Passage given:
Yesterday I wrote about
college friends who teach us. I was privileged to have HS friends who taught me
how to grow up, too… such as Benny Albin and Principal Marlin Kell.
In a nice rectangular box
in the first issue of Oak Barks, the newspaper of my high school alma mater,
Oakland City, Indiana, for the 1951-52 school year, the top line reads:
REPORTER OF THE WEEK. The line below it has JOHN McFARLAND. That’s all. I have
looked carefully through all five years of the Oak Barks when I was on staff.
Only once did the paper name a reporter of the week, and it was I.
I’m sure it was because
Benny Albin was Editor that year and was trying to encourage his intrepid frosh
reporter, because he needed me. He knew I wanted to be a reporter for a real
newspaper and would do anything to get a byline.
It was the Student Council
that actually selected all the members of the Oak Barks staff, but there was a
rule of succession for editor. The Asst. Ed was always a Jr. who became editor
in his or her senior year. It was assumed that you needed a year of experience
to take on that particular job. My own rise in the Oak Barks ranks was not hurt
by the fact that I was class president for three years and thus always on the
Student Council.

Given problem a: Lay out the records from their first line through the line containing "file-hint: 仅用于此用例回放，最大 10" as a numbered list, omitting any blank lines.
The passage and the records have no connection to each other.

Records to process:

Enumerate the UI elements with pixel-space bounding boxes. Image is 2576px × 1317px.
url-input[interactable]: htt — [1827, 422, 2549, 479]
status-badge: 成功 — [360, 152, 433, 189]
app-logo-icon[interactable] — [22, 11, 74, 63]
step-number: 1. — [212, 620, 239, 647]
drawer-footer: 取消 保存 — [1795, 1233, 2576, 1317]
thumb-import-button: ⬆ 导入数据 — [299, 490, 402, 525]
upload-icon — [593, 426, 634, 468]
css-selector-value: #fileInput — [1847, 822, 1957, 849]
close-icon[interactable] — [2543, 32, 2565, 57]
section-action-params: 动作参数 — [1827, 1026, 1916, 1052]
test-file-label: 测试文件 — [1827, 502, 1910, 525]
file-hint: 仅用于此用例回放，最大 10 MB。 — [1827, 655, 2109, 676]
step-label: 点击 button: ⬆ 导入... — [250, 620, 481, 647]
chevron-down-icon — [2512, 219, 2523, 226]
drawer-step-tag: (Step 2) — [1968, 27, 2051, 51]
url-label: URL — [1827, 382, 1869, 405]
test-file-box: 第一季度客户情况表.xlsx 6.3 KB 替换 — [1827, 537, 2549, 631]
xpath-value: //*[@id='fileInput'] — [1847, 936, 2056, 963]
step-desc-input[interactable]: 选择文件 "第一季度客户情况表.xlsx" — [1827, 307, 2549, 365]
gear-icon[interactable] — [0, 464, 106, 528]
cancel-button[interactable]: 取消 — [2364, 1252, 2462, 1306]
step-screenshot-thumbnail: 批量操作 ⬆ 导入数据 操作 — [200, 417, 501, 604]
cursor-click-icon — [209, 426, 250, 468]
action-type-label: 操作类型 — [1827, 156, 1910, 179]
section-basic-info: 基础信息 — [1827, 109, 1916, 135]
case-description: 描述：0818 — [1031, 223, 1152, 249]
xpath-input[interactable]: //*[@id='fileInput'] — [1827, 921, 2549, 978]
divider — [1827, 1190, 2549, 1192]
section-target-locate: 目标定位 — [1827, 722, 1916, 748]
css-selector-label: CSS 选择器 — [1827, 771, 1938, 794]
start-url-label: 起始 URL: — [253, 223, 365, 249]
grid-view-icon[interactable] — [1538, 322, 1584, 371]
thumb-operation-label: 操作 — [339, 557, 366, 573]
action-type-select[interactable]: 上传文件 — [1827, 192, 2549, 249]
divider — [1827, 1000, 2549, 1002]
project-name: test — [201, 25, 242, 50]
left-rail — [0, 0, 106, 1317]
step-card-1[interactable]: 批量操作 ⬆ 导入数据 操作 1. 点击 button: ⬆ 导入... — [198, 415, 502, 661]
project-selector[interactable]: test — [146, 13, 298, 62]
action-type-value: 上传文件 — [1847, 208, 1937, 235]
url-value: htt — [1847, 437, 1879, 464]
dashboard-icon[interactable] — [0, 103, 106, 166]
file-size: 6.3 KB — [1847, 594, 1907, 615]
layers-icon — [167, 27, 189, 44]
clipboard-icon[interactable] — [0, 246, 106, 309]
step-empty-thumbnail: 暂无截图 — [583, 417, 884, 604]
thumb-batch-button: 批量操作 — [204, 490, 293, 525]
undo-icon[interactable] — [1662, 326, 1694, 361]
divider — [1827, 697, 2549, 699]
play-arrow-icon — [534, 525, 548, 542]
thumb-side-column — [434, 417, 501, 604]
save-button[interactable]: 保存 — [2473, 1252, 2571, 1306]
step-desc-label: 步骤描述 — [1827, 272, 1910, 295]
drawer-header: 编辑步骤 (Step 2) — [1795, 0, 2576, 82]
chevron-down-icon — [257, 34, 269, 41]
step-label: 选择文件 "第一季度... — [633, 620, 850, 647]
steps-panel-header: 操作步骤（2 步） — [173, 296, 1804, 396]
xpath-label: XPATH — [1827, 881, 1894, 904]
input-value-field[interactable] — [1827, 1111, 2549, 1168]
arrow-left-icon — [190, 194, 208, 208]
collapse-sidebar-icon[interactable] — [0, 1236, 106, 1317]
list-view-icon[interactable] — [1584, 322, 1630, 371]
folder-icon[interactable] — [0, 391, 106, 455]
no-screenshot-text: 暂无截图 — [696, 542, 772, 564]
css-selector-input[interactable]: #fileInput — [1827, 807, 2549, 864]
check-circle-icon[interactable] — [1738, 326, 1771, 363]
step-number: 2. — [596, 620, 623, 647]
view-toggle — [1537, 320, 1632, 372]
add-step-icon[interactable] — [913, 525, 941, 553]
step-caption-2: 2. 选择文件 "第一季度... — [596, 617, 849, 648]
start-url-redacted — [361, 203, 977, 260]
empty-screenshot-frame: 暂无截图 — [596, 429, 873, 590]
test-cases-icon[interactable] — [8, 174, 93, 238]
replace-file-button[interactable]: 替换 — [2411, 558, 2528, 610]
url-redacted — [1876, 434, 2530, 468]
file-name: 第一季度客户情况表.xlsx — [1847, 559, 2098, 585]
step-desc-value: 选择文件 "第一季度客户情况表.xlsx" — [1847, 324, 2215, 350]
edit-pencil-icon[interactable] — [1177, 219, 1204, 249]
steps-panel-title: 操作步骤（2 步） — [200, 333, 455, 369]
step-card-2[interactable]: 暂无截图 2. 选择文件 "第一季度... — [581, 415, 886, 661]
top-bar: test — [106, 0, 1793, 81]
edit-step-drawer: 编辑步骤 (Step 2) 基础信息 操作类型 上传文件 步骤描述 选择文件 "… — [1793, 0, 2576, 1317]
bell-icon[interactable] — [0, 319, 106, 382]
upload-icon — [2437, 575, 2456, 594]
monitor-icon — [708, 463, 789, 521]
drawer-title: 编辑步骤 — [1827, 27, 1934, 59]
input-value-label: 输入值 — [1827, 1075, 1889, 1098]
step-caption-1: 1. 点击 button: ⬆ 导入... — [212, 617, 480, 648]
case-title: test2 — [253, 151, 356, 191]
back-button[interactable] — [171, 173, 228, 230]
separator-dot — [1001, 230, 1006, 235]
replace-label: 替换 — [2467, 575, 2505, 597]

Given problem b: Reproduce the part of the passage about the high school newspaper that opens with the words containing "Yesterday I wrote" and closes with "get a byline.".

Result a:
1. Enumerate the UI elements with pixel-space bounding boxes. Image is 2576px × 1317px.
2. url-input[interactable]: htt — [1827, 422, 2549, 479]
3. status-badge: 成功 — [360, 152, 433, 189]
4. app-logo-icon[interactable] — [22, 11, 74, 63]
5. step-number: 1. — [212, 620, 239, 647]
6. drawer-footer: 取消 保存 — [1795, 1233, 2576, 1317]
7. thumb-import-button: ⬆ 导入数据 — [299, 490, 402, 525]
8. upload-icon — [593, 426, 634, 468]
9. css-selector-value: #fileInput — [1847, 822, 1957, 849]
10. close-icon[interactable] — [2543, 32, 2565, 57]
11. section-action-params: 动作参数 — [1827, 1026, 1916, 1052]
12. test-file-label: 测试文件 — [1827, 502, 1910, 525]
13. file-hint: 仅用于此用例回放，最大 10 MB。 — [1827, 655, 2109, 676]

Result b:
Yesterday I wrote about
college friends who teach us. I was privileged to have HS friends who taught me
how to grow up, too… such as Benny Albin and Principal Marlin Kell.
In a nice rectangular box
in the first issue of Oak Barks, the newspaper of my high school alma mater,
Oakland City, Indiana, for the 1951-52 school year, the top line reads:
REPORTER OF THE WEEK. The line below it has JOHN McFARLAND. That’s all. I have
looked carefully through all five years of the Oak Barks when I was on staff.
Only once did the paper name a reporter of the week, and it was I.
I’m sure it was because
Benny Albin was Editor that year and was trying to encourage his intrepid frosh
reporter, because he needed me. He knew I wanted to be a reporter for a real
newspaper and would do anything to get a byline.